▶ AIM OF THE EXERCISE:
What is the number of lines containing the string "dari"? Answer with the number only.

▶ STORED ROWS:
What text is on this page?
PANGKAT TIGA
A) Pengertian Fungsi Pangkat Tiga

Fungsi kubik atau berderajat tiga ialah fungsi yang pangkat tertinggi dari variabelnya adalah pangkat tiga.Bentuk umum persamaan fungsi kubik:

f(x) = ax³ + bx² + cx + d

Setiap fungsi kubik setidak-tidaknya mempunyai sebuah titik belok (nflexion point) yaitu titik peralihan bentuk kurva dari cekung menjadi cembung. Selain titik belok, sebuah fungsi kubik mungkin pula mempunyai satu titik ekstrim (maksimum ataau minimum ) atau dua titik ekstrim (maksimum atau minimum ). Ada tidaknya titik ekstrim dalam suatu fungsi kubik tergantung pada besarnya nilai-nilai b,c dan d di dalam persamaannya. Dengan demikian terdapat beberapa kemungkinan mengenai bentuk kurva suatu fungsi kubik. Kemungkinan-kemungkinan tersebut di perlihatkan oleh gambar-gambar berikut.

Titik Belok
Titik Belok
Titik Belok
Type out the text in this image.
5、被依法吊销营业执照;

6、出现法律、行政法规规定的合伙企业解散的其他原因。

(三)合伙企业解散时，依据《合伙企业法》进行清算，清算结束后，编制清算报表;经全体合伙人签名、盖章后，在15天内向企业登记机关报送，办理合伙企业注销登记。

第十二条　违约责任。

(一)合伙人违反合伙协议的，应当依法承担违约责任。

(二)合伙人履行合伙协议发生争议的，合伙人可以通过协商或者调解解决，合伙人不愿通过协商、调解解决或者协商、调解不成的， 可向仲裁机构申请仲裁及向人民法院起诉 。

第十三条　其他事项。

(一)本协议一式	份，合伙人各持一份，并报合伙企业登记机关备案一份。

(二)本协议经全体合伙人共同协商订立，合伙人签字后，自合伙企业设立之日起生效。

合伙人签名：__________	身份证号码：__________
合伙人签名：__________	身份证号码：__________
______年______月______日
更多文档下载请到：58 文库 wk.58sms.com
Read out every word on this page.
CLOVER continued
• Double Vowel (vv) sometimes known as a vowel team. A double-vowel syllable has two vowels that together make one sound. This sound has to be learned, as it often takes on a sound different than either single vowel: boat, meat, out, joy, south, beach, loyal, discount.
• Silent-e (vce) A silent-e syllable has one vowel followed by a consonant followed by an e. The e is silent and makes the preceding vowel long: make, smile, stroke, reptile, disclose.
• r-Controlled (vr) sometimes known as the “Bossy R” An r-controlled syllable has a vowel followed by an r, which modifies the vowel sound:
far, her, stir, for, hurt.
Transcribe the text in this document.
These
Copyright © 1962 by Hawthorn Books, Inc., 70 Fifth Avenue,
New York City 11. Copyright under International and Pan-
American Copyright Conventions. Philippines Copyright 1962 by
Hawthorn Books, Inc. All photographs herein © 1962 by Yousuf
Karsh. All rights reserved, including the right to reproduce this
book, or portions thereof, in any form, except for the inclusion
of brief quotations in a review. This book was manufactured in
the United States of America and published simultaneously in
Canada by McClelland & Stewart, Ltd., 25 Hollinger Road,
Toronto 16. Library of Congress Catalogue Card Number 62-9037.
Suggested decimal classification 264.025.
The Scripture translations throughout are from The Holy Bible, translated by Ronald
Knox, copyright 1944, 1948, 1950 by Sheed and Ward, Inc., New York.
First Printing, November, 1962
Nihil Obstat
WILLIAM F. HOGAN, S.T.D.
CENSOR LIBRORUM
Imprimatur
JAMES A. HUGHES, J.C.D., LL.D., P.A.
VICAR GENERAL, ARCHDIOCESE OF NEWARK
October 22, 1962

▶ WRITTEN SOLUTION:
2